§ DATA SUPPLIED:

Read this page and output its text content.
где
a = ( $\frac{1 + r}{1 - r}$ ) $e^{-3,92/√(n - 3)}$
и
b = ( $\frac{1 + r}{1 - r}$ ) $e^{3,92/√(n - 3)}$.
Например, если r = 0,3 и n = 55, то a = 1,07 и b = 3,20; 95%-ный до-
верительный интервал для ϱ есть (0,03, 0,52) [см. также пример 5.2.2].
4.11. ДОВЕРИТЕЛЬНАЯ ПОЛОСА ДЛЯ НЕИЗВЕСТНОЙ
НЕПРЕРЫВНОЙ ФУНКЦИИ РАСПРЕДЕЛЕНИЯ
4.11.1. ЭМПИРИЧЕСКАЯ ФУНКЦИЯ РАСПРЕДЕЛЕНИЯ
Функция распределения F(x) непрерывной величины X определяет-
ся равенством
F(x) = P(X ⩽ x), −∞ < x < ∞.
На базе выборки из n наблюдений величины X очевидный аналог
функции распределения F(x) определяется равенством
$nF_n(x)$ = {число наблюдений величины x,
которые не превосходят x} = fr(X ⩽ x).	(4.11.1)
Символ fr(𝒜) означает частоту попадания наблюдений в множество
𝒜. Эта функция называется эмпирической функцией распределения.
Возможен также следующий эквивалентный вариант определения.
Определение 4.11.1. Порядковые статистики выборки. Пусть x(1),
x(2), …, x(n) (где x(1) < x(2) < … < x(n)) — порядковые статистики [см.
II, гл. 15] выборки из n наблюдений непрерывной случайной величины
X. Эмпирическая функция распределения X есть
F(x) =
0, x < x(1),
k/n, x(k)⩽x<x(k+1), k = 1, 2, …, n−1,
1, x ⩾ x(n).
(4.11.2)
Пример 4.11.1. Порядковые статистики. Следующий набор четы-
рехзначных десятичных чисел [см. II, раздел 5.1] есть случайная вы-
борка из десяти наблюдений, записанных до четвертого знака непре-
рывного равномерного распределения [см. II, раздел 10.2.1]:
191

§ REQUIREMENTS:
Copy out each line exactly.

§ OUTPUT FOR THIS EXERCISE:
Read this page and output its text content.
где
a = ( $\frac{1 + r}{1 - r}$ ) $e^{-3,92/√(n - 3)}$
и
b = ( $\frac{1 + r}{1 - r}$ ) $e^{3,92/√(n - 3)}$.
Например, если r = 0,3 и n = 55, то a = 1,07 и b = 3,20; 95%-ный до-
верительный интервал для ϱ есть (0,03, 0,52) [см. также пример 5.2.2].
4.11. ДОВЕРИТЕЛЬНАЯ ПОЛОСА ДЛЯ НЕИЗВЕСТНОЙ
НЕПРЕРЫВНОЙ ФУНКЦИИ РАСПРЕДЕЛЕНИЯ
4.11.1. ЭМПИРИЧЕСКАЯ ФУНКЦИЯ РАСПРЕДЕЛЕНИЯ
Функция распределения F(x) непрерывной величины X определяет-
ся равенством
F(x) = P(X ⩽ x), −∞ < x < ∞.
На базе выборки из n наблюдений величины X очевидный аналог
функции распределения F(x) определяется равенством
$nF_n(x)$ = {число наблюдений величины x,
которые не превосходят x} = fr(X ⩽ x).	(4.11.1)
Символ fr(𝒜) означает частоту попадания наблюдений в множество
𝒜. Эта функция называется эмпирической функцией распределения.
Возможен также следующий эквивалентный вариант определения.
Определение 4.11.1. Порядковые статистики выборки. Пусть x(1),
x(2), …, x(n) (где x(1) < x(2) < … < x(n)) — порядковые статистики [см.
II, гл. 15] выборки из n наблюдений непрерывной случайной величины
X. Эмпирическая функция распределения X есть
F(x) =
0, x < x(1),
k/n, x(k)⩽x<x(k+1), k = 1, 2, …, n−1,
1, x ⩾ x(n).
(4.11.2)
Пример 4.11.1. Порядковые статистики. Следующий набор четы-
рехзначных десятичных чисел [см. II, раздел 5.1] есть случайная вы-
борка из десяти наблюдений, записанных до четвертого знака непре-
рывного равномерного распределения [см. II, раздел 10.2.1]:
191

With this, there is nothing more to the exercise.